Rows from a figure dataset:
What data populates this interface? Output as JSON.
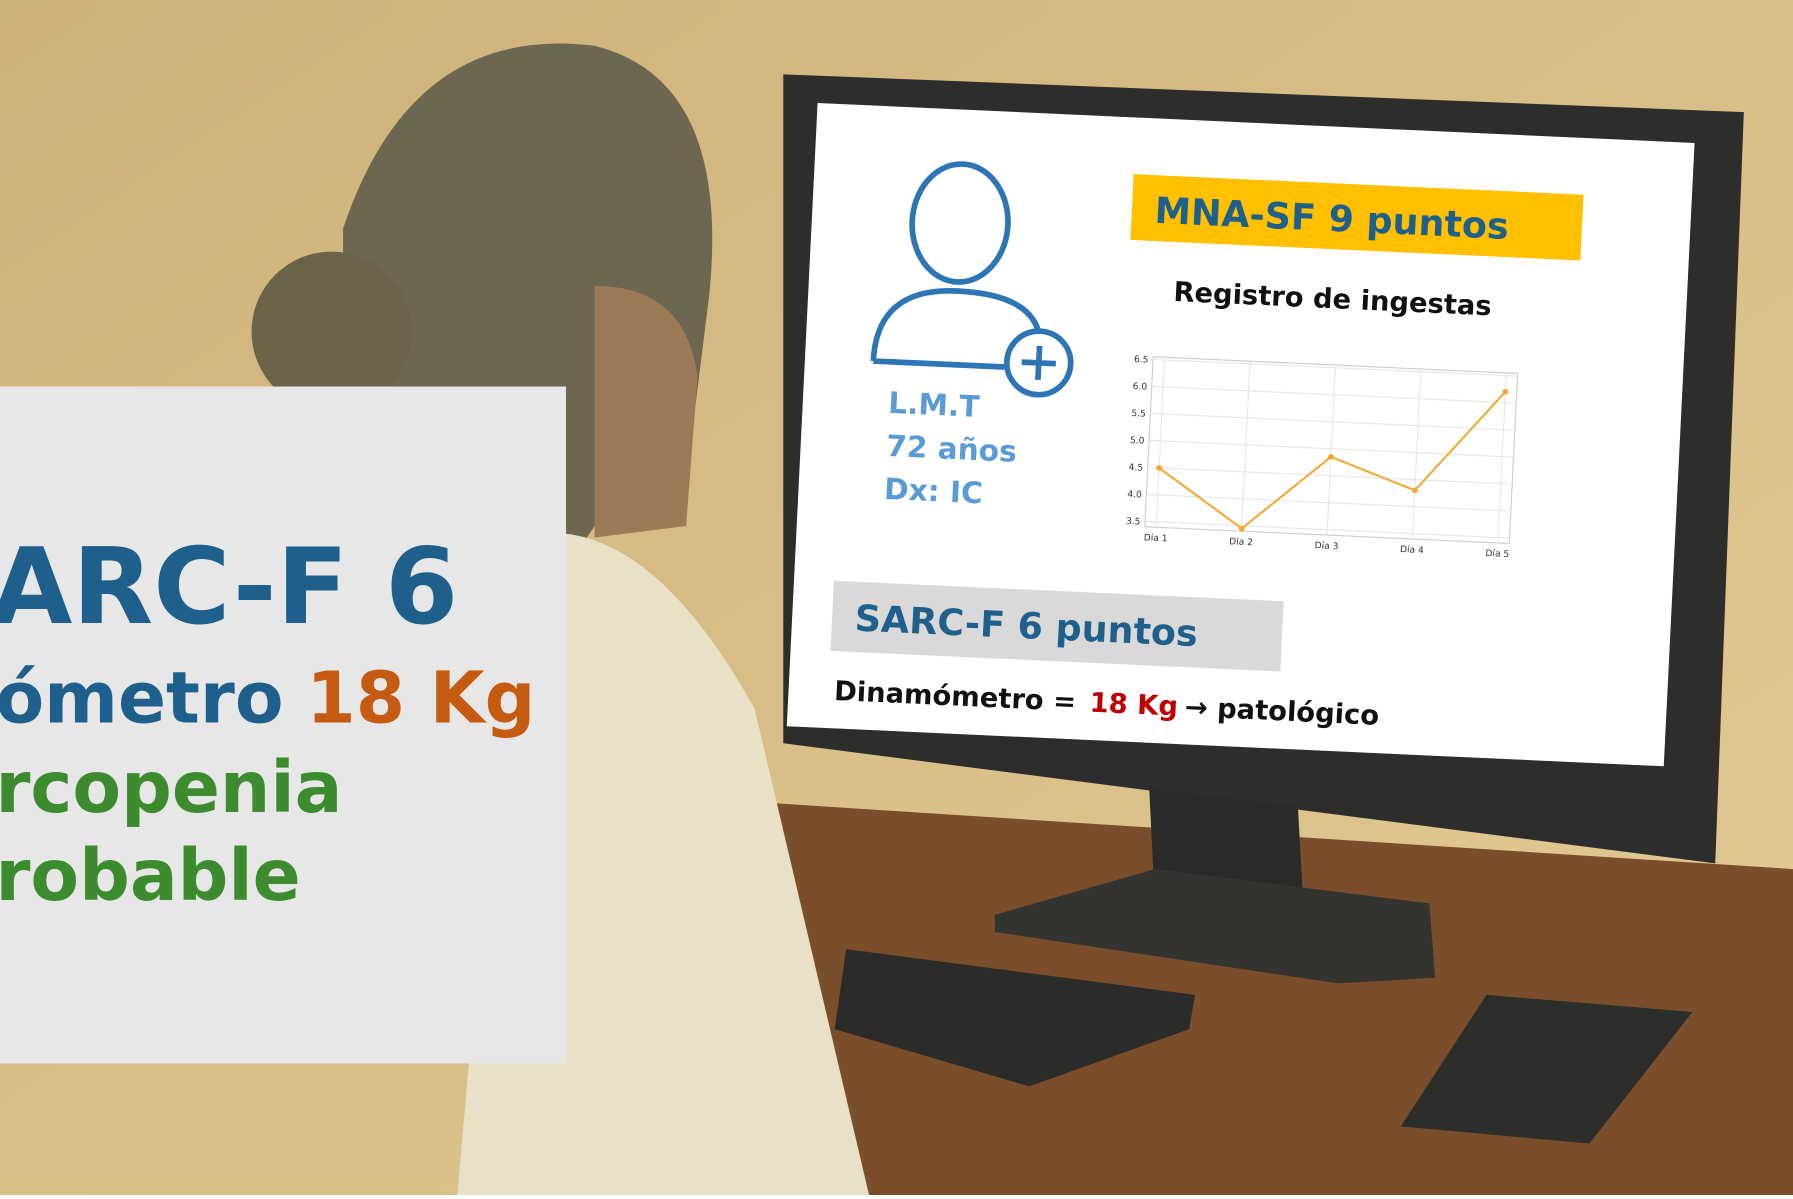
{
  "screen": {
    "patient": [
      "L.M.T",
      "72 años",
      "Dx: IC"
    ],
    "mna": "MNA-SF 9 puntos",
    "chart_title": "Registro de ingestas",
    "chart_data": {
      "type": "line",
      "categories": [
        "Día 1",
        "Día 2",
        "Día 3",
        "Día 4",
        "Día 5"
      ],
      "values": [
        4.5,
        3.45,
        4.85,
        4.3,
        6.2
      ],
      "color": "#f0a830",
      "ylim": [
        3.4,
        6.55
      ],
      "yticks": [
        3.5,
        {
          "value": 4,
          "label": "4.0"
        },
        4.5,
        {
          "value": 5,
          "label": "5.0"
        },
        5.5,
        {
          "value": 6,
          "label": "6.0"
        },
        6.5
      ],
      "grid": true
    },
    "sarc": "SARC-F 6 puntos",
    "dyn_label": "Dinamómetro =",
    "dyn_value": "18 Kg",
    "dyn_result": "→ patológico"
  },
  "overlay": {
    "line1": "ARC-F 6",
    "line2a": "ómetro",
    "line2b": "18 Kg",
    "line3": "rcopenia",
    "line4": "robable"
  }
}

* [PROBLEM]
The records above must be transcribed exactly. Pictures are left out of the copy.

* [RESULT OF THIS EXERCISE]
What data populates this interface? Output as JSON.
{
  "screen": {
    "patient": [
      "L.M.T",
      "72 años",
      "Dx: IC"
    ],
    "mna": "MNA-SF 9 puntos",
    "chart_title": "Registro de ingestas",
    "chart_data": {
      "type": "line",
      "categories": [
        "Día 1",
        "Día 2",
        "Día 3",
        "Día 4",
        "Día 5"
      ],
      "values": [
        4.5,
        3.45,
        4.85,
        4.3,
        6.2
      ],
      "color": "#f0a830",
      "ylim": [
        3.4,
        6.55
      ],
      "yticks": [
        3.5,
        {
          "value": 4,
          "label": "4.0"
        },
        4.5,
        {
          "value": 5,
          "label": "5.0"
        },
        5.5,
        {
          "value": 6,
          "label": "6.0"
        },
        6.5
      ],
      "grid": true
    },
    "sarc": "SARC-F 6 puntos",
    "dyn_label": "Dinamómetro =",
    "dyn_value": "18 Kg",
    "dyn_result": "→ patológico"
  },
  "overlay": {
    "line1": "ARC-F 6",
    "line2a": "ómetro",
    "line2b": "18 Kg",
    "line3": "rcopenia",
    "line4": "robable"
  }
}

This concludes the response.